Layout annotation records

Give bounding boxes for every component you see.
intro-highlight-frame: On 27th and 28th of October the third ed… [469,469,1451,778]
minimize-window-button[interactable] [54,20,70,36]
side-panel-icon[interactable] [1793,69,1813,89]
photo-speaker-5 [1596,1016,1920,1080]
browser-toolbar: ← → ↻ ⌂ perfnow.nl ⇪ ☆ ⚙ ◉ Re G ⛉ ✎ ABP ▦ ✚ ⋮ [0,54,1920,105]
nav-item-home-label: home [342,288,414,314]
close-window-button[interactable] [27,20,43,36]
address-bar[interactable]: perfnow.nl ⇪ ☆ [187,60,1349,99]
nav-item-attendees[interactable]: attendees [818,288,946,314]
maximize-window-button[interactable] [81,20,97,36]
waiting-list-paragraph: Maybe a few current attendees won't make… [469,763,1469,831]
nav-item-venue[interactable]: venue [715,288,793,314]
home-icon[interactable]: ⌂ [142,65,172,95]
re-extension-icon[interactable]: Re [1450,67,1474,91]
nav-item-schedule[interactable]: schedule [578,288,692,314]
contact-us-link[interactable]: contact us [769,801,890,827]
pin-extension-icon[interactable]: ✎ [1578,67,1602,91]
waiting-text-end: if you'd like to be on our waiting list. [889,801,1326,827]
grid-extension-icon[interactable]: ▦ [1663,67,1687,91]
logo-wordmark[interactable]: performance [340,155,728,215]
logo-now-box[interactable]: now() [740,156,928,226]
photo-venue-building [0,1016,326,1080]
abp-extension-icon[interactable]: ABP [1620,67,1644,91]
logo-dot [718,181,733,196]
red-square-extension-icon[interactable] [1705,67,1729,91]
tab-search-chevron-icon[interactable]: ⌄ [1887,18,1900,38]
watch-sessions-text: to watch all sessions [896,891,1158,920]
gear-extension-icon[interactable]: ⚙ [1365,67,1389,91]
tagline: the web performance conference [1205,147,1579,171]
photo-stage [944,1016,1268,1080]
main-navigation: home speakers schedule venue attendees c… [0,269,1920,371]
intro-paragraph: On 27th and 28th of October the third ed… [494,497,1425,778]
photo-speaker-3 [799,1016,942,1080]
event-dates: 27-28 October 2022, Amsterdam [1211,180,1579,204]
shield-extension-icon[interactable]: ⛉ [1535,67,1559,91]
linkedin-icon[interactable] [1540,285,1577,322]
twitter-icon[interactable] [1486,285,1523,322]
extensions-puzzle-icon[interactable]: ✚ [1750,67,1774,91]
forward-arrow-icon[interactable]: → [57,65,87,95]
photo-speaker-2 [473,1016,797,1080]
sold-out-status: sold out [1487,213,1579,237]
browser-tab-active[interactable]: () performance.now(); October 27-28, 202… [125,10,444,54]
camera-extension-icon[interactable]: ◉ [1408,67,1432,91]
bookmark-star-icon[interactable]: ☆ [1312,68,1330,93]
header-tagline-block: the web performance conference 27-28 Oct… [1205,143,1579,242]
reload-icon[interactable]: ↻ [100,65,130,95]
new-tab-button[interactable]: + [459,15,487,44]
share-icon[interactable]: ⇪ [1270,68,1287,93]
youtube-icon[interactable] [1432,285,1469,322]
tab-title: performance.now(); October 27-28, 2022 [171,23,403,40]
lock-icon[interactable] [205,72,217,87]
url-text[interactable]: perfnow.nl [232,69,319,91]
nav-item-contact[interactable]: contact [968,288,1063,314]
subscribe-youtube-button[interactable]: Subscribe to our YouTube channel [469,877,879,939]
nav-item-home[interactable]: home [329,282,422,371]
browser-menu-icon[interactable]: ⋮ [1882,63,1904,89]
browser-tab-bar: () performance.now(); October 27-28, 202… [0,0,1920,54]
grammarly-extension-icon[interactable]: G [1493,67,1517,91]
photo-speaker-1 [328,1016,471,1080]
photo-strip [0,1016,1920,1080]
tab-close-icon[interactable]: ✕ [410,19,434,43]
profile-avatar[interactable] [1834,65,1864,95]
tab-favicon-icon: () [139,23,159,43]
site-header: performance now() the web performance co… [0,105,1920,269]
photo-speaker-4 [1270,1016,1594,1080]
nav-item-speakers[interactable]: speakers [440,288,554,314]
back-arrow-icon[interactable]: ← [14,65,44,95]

Exercise task: Please tally the lines of the listing above that contain the string "attendees", and give only the number.

Full output: 3